* THE INPUT *
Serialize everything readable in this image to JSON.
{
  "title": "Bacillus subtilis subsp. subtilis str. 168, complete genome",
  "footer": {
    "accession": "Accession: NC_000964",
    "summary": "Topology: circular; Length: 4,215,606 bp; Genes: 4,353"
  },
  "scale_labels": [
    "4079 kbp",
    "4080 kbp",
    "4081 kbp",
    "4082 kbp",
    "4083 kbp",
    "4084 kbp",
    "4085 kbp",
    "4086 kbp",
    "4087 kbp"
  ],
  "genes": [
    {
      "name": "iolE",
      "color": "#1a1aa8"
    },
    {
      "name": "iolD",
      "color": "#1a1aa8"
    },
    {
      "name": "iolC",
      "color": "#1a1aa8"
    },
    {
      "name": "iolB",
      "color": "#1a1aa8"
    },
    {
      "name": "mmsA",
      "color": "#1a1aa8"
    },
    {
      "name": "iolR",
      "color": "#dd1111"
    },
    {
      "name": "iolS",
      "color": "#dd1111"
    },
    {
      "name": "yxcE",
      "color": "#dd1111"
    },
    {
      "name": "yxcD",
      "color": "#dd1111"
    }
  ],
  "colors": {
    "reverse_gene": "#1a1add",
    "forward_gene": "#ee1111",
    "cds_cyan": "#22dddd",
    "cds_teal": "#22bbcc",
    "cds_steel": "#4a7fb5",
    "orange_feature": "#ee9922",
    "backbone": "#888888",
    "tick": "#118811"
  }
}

* ACTIVITY *
Everything in the listing above should be printed again exactly.

* EXERCISE OUTPUT *
Serialize everything readable in this image to JSON.
{
  "title": "Bacillus subtilis subsp. subtilis str. 168, complete genome",
  "footer": {
    "accession": "Accession: NC_000964",
    "summary": "Topology: circular; Length: 4,215,606 bp; Genes: 4,353"
  },
  "scale_labels": [
    "4079 kbp",
    "4080 kbp",
    "4081 kbp",
    "4082 kbp",
    "4083 kbp",
    "4084 kbp",
    "4085 kbp",
    "4086 kbp",
    "4087 kbp"
  ],
  "genes": [
    {
      "name": "iolE",
      "color": "#1a1aa8"
    },
    {
      "name": "iolD",
      "color": "#1a1aa8"
    },
    {
      "name": "iolC",
      "color": "#1a1aa8"
    },
    {
      "name": "iolB",
      "color": "#1a1aa8"
    },
    {
      "name": "mmsA",
      "color": "#1a1aa8"
    },
    {
      "name": "iolR",
      "color": "#dd1111"
    },
    {
      "name": "iolS",
      "color": "#dd1111"
    },
    {
      "name": "yxcE",
      "color": "#dd1111"
    },
    {
      "name": "yxcD",
      "color": "#dd1111"
    }
  ],
  "colors": {
    "reverse_gene": "#1a1add",
    "forward_gene": "#ee1111",
    "cds_cyan": "#22dddd",
    "cds_teal": "#22bbcc",
    "cds_steel": "#4a7fb5",
    "orange_feature": "#ee9922",
    "backbone": "#888888",
    "tick": "#118811"
  }
}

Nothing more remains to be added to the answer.